(Dataset items)
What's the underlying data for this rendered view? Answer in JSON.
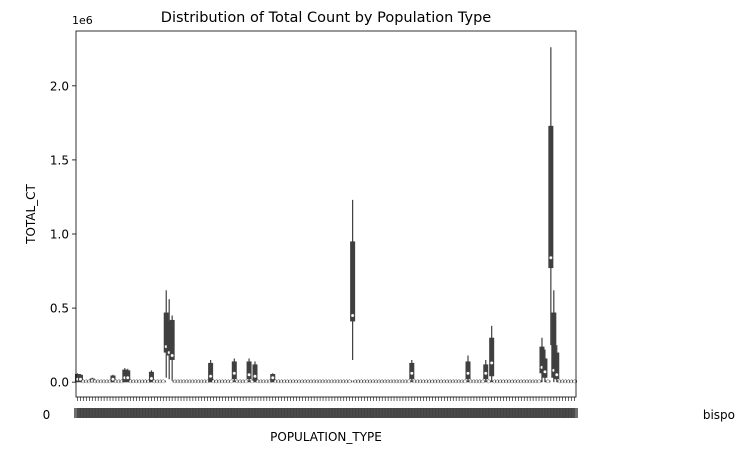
{
  "chart_data": {
    "type": "violin",
    "title": "Distribution of Total Count by Population Type",
    "xlabel": "POPULATION_TYPE",
    "ylabel": "TOTAL_CT",
    "y_offset_label": "1e6",
    "yticks": [
      0.0,
      0.5,
      1.0,
      1.5,
      2.0
    ],
    "ytick_labels": [
      "0.0",
      "0.5",
      "1.0",
      "1.5",
      "2.0"
    ],
    "ylim": [
      -0.1,
      2.37
    ],
    "y_units": "millions",
    "category_count": 169,
    "xtick_label_note": "169 overlapping category labels; only fragments legible",
    "left_tick_label_fragment": "0",
    "right_tick_label_fragment": "bispo",
    "grid": false,
    "legend": "none",
    "colors": {
      "box": "#3f3f3f",
      "whisker": "#3f3f3f",
      "median": "#ffffff",
      "axis": "#000000"
    },
    "series": [
      {
        "distributions_in_millions": [
          {
            "index": 0,
            "q1": 0.0,
            "median": 0.02,
            "q3": 0.055,
            "min": 0.0,
            "max": 0.06
          },
          {
            "index": 1,
            "q1": 0.0,
            "median": 0.02,
            "q3": 0.05,
            "min": 0.0,
            "max": 0.055
          },
          {
            "index": 5,
            "q1": 0.0,
            "median": 0.01,
            "q3": 0.025,
            "min": 0.0,
            "max": 0.03
          },
          {
            "index": 12,
            "q1": 0.0,
            "median": 0.02,
            "q3": 0.045,
            "min": 0.0,
            "max": 0.05
          },
          {
            "index": 16,
            "q1": 0.0,
            "median": 0.03,
            "q3": 0.085,
            "min": 0.0,
            "max": 0.095
          },
          {
            "index": 17,
            "q1": 0.0,
            "median": 0.03,
            "q3": 0.08,
            "min": 0.0,
            "max": 0.09
          },
          {
            "index": 25,
            "q1": 0.0,
            "median": 0.025,
            "q3": 0.07,
            "min": 0.0,
            "max": 0.08
          },
          {
            "index": 30,
            "q1": 0.2,
            "median": 0.24,
            "q3": 0.47,
            "min": 0.03,
            "max": 0.62
          },
          {
            "index": 31,
            "q1": 0.18,
            "median": 0.2,
            "q3": 0.41,
            "min": 0.02,
            "max": 0.56
          },
          {
            "index": 32,
            "q1": 0.15,
            "median": 0.18,
            "q3": 0.42,
            "min": 0.01,
            "max": 0.45
          },
          {
            "index": 45,
            "q1": 0.0,
            "median": 0.04,
            "q3": 0.13,
            "min": 0.0,
            "max": 0.15
          },
          {
            "index": 53,
            "q1": 0.02,
            "median": 0.06,
            "q3": 0.14,
            "min": 0.0,
            "max": 0.16
          },
          {
            "index": 58,
            "q1": 0.02,
            "median": 0.05,
            "q3": 0.14,
            "min": 0.0,
            "max": 0.16
          },
          {
            "index": 60,
            "q1": 0.01,
            "median": 0.04,
            "q3": 0.12,
            "min": 0.0,
            "max": 0.14
          },
          {
            "index": 66,
            "q1": 0.0,
            "median": 0.03,
            "q3": 0.055,
            "min": 0.0,
            "max": 0.06
          },
          {
            "index": 93,
            "q1": 0.41,
            "median": 0.45,
            "q3": 0.95,
            "min": 0.15,
            "max": 1.23
          },
          {
            "index": 113,
            "q1": 0.02,
            "median": 0.06,
            "q3": 0.13,
            "min": 0.0,
            "max": 0.15
          },
          {
            "index": 132,
            "q1": 0.02,
            "median": 0.06,
            "q3": 0.14,
            "min": 0.0,
            "max": 0.18
          },
          {
            "index": 138,
            "q1": 0.02,
            "median": 0.06,
            "q3": 0.12,
            "min": 0.0,
            "max": 0.15
          },
          {
            "index": 140,
            "q1": 0.04,
            "median": 0.13,
            "q3": 0.3,
            "min": 0.0,
            "max": 0.38
          },
          {
            "index": 157,
            "q1": 0.06,
            "median": 0.1,
            "q3": 0.24,
            "min": 0.0,
            "max": 0.3
          },
          {
            "index": 158,
            "q1": 0.03,
            "median": 0.07,
            "q3": 0.16,
            "min": 0.0,
            "max": 0.22
          },
          {
            "index": 160,
            "q1": 0.77,
            "median": 0.84,
            "q3": 1.73,
            "min": 0.25,
            "max": 2.26
          },
          {
            "index": 161,
            "q1": 0.03,
            "median": 0.08,
            "q3": 0.47,
            "min": 0.0,
            "max": 0.62
          },
          {
            "index": 162,
            "q1": 0.02,
            "median": 0.05,
            "q3": 0.2,
            "min": 0.0,
            "max": 0.25
          }
        ]
      }
    ]
  }
}
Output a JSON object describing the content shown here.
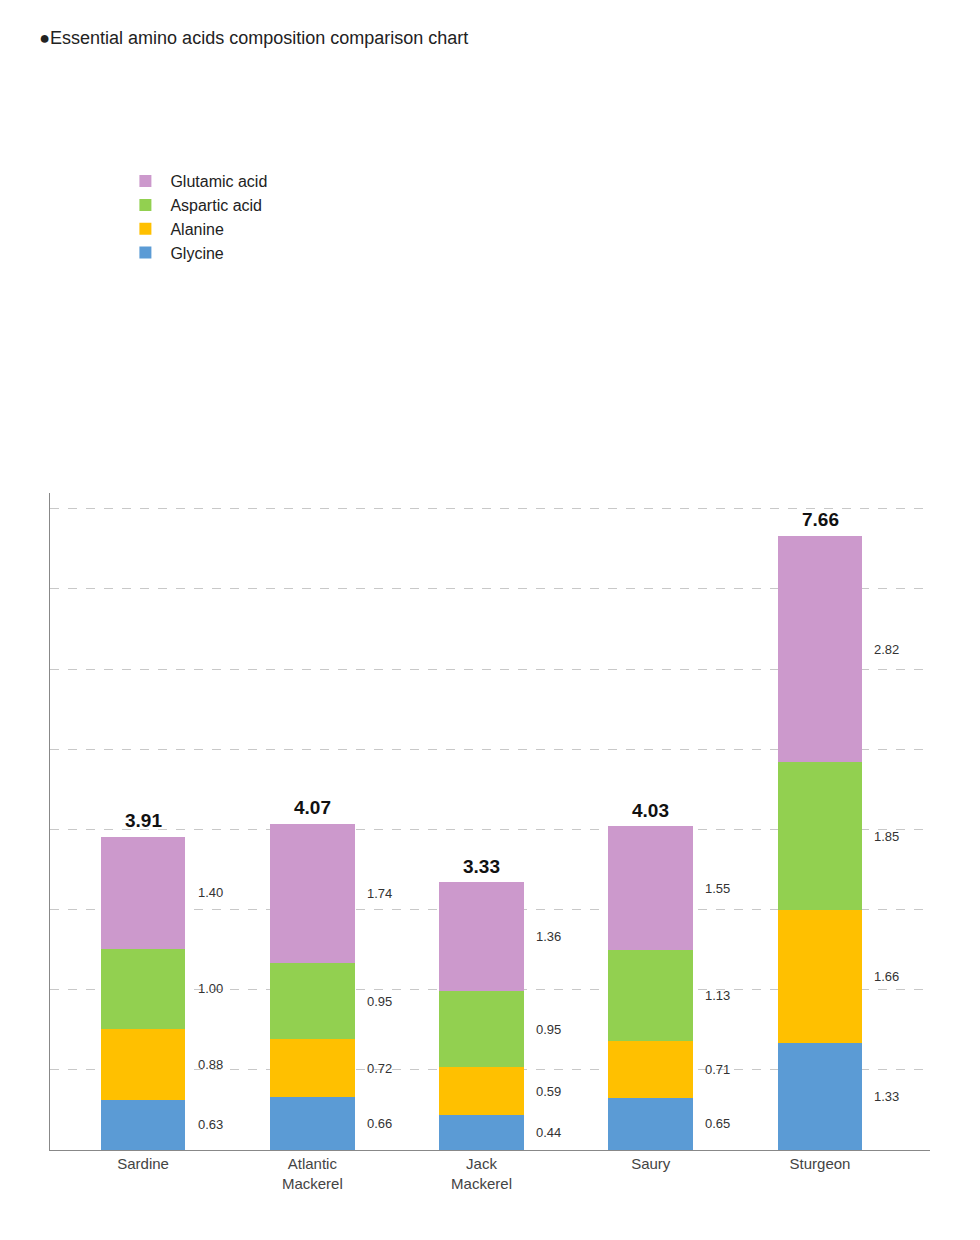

**WHAT TO DO:** Tally the lines in the records above that contain the word "JSON", and give only that number.

**RESULT OF THIS EXERCISE:** 2